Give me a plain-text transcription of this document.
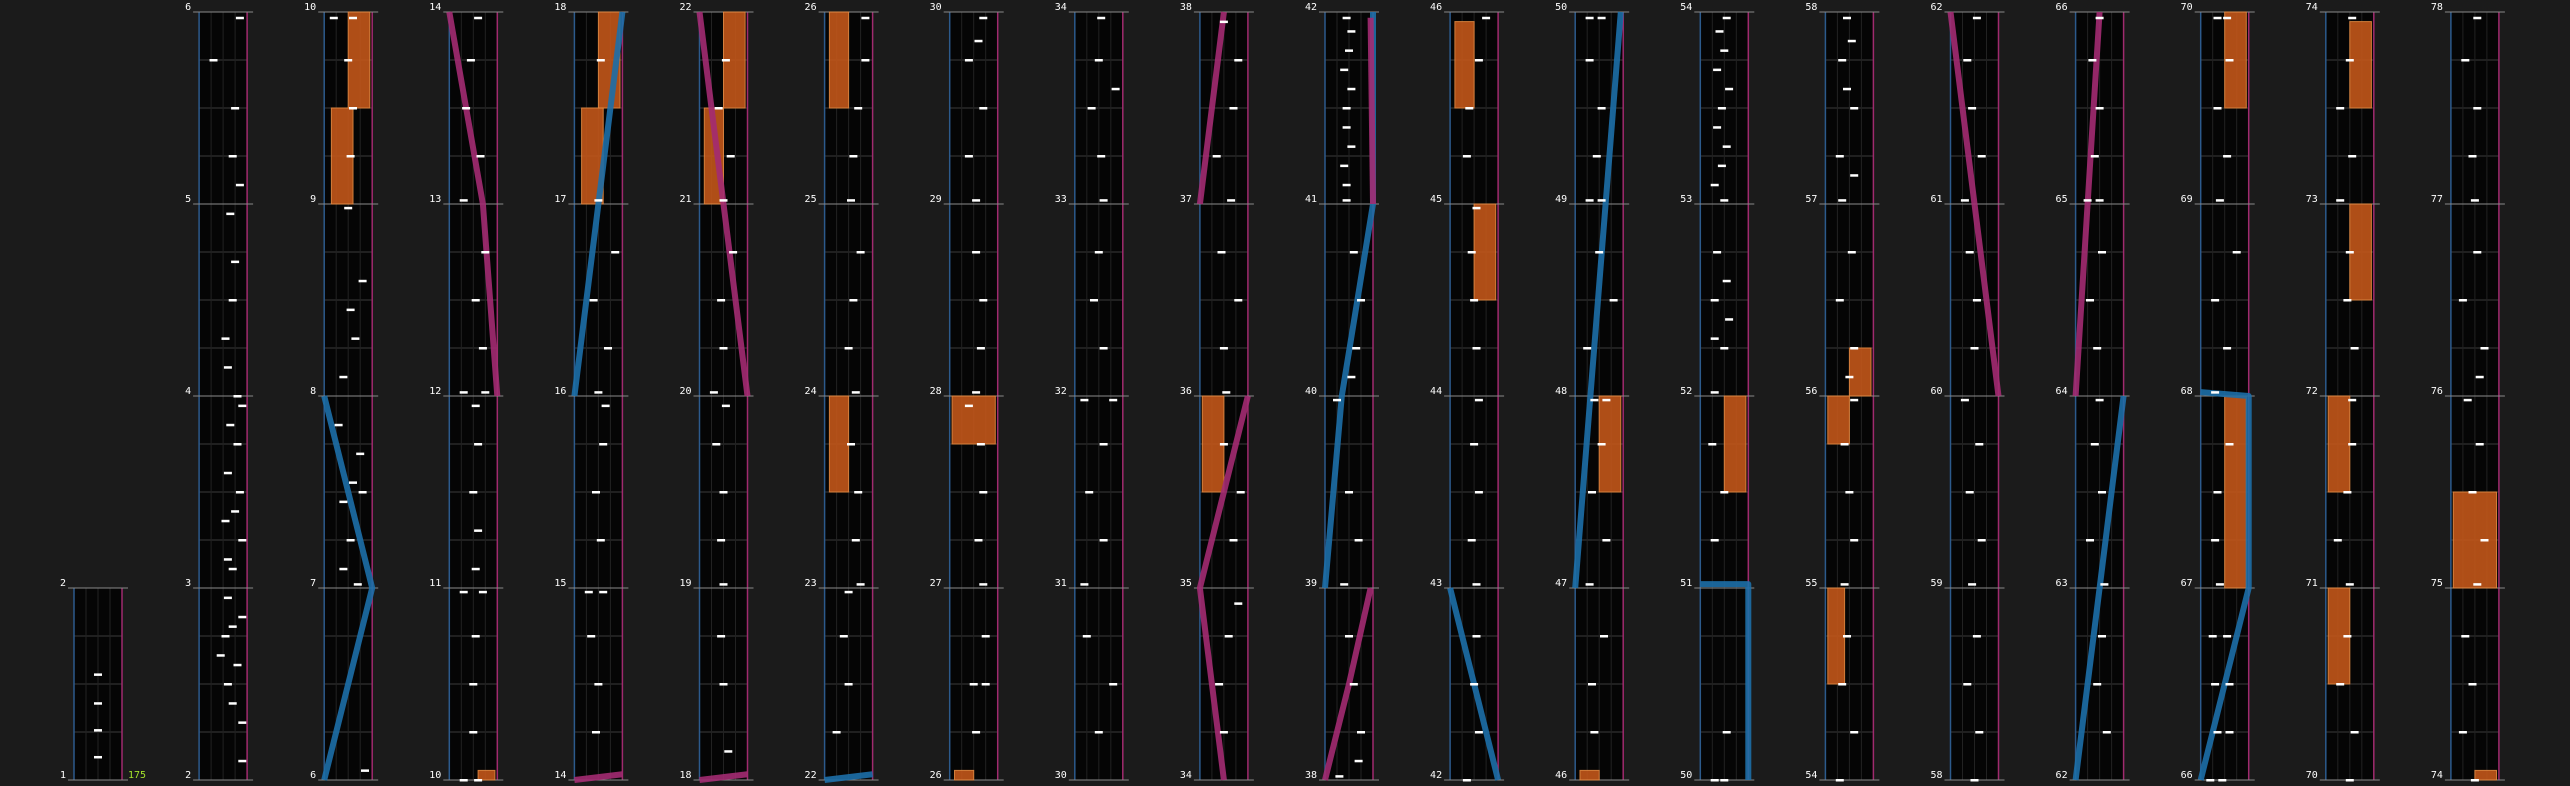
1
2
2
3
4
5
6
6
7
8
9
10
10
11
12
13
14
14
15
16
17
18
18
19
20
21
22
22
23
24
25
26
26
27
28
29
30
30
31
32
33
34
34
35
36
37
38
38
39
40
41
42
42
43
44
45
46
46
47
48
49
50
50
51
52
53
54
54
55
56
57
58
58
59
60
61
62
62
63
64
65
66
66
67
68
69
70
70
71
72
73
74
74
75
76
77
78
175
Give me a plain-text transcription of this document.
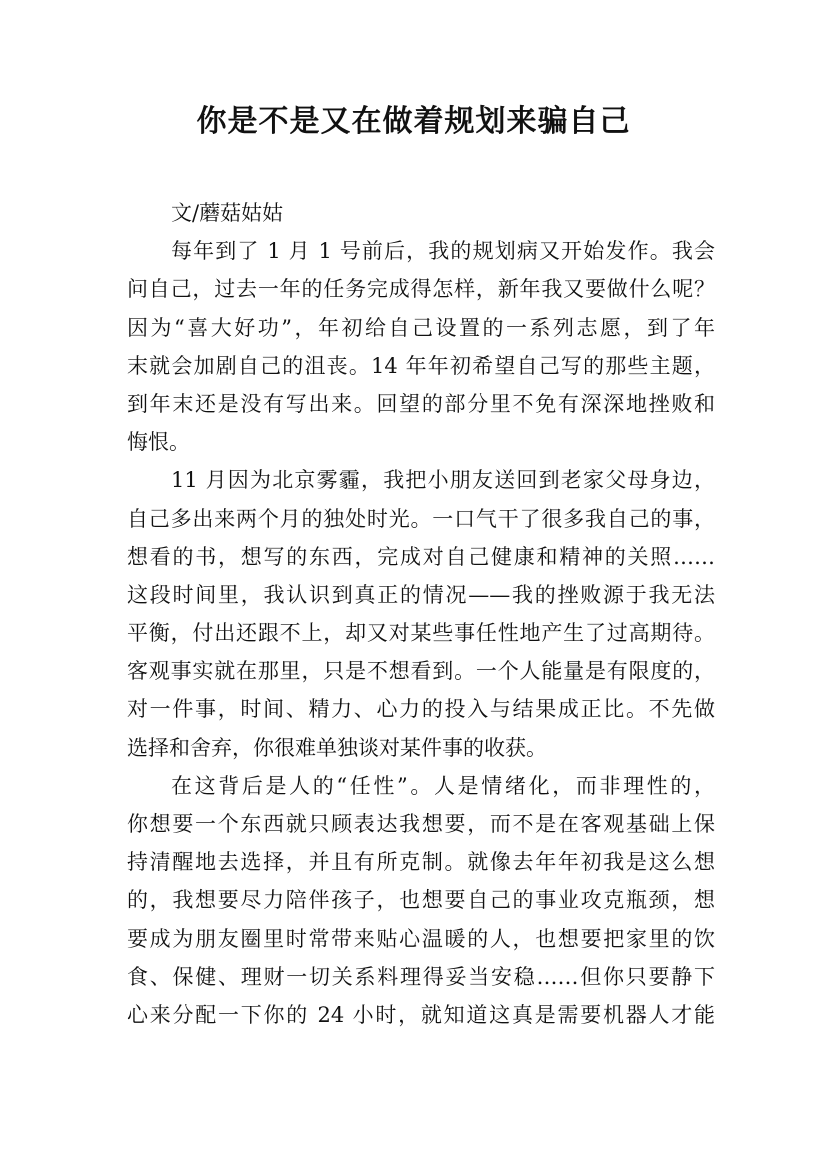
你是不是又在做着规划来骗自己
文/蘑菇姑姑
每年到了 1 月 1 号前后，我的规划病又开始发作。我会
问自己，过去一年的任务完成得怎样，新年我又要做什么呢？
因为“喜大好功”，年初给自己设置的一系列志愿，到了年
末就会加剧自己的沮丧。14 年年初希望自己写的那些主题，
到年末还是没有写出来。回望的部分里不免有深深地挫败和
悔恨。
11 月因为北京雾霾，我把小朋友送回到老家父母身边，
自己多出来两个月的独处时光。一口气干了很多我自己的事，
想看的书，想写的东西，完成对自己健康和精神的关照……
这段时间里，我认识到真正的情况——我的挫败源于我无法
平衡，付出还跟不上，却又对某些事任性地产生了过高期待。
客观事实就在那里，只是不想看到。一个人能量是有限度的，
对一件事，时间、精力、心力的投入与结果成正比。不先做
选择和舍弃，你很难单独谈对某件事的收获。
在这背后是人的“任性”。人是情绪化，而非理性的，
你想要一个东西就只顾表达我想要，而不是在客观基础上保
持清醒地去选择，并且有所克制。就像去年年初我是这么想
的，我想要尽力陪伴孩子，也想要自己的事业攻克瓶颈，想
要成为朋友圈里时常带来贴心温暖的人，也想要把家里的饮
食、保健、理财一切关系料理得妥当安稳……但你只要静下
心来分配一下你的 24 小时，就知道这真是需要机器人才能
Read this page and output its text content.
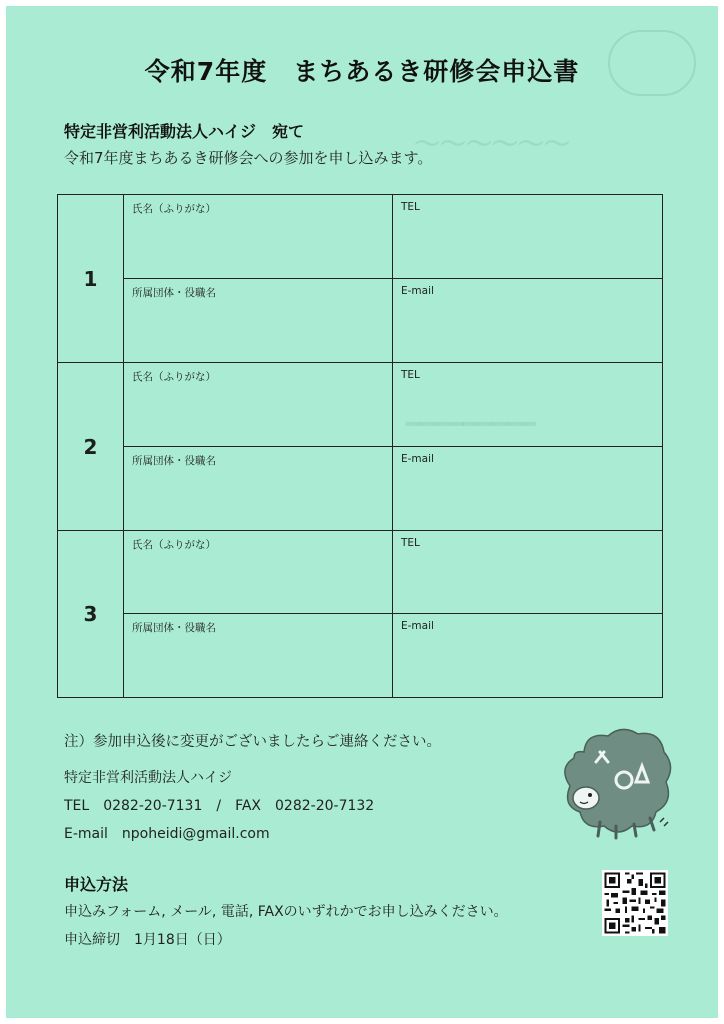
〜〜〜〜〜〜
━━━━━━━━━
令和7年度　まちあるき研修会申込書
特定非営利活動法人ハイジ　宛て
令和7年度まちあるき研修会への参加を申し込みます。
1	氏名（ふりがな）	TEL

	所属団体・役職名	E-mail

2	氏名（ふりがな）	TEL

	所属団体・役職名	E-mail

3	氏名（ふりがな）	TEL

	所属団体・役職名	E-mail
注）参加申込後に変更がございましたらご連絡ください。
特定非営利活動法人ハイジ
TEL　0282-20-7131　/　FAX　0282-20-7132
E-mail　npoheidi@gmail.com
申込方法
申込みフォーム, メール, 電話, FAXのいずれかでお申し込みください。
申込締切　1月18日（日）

# # # # # # #

[Given exercise] Every line above should be returned word for word, with the pictures left behind.

[Task result]
Give me a plain-text transcription of this document.
1
2
2
3
4
5
6
6
7
8
9
10
10
11
12
13
14
14
15
16
17
18
18
19
20
21
22
22
23
24
25
26
26
27
28
29
30
30
31
32
33
34
34
35
36
37
38
38
39
40
41
42
42
43
44
45
46
46
47
48
49
50
50
51
52
53
54
54
55
56
57
58
58
59
60
61
62
62
63
64
65
66
66
67
68
69
70
70
71
72
73
74
74
75
76
77
78
175
Give me a plain-text transcription of this document.
你是不是又在做着规划来骗自己
文/蘑菇姑姑
每年到了 1 月 1 号前后，我的规划病又开始发作。我会
问自己，过去一年的任务完成得怎样，新年我又要做什么呢？
因为“喜大好功”，年初给自己设置的一系列志愿，到了年
末就会加剧自己的沮丧。14 年年初希望自己写的那些主题，
到年末还是没有写出来。回望的部分里不免有深深地挫败和
悔恨。
11 月因为北京雾霾，我把小朋友送回到老家父母身边，
自己多出来两个月的独处时光。一口气干了很多我自己的事，
想看的书，想写的东西，完成对自己健康和精神的关照……
这段时间里，我认识到真正的情况——我的挫败源于我无法
平衡，付出还跟不上，却又对某些事任性地产生了过高期待。
客观事实就在那里，只是不想看到。一个人能量是有限度的，
对一件事，时间、精力、心力的投入与结果成正比。不先做
选择和舍弃，你很难单独谈对某件事的收获。
在这背后是人的“任性”。人是情绪化，而非理性的，
你想要一个东西就只顾表达我想要，而不是在客观基础上保
持清醒地去选择，并且有所克制。就像去年年初我是这么想
的，我想要尽力陪伴孩子，也想要自己的事业攻克瓶颈，想
要成为朋友圈里时常带来贴心温暖的人，也想要把家里的饮
食、保健、理财一切关系料理得妥当安稳……但你只要静下
心来分配一下你的 24 小时，就知道这真是需要机器人才能
Read this page and output its text content.
〜〜〜〜〜〜
━━━━━━━━━
令和7年度　まちあるき研修会申込書
特定非営利活動法人ハイジ　宛て
令和7年度まちあるき研修会への参加を申し込みます。
1	氏名（ふりがな）	TEL

	所属団体・役職名	E-mail

2	氏名（ふりがな）	TEL

	所属団体・役職名	E-mail

3	氏名（ふりがな）	TEL

	所属団体・役職名	E-mail
注）参加申込後に変更がございましたらご連絡ください。
特定非営利活動法人ハイジ
TEL　0282-20-7131　/　FAX　0282-20-7132
E-mail　npoheidi@gmail.com
申込方法
申込みフォーム, メール, 電話, FAXのいずれかでお申し込みください。
申込締切　1月18日（日）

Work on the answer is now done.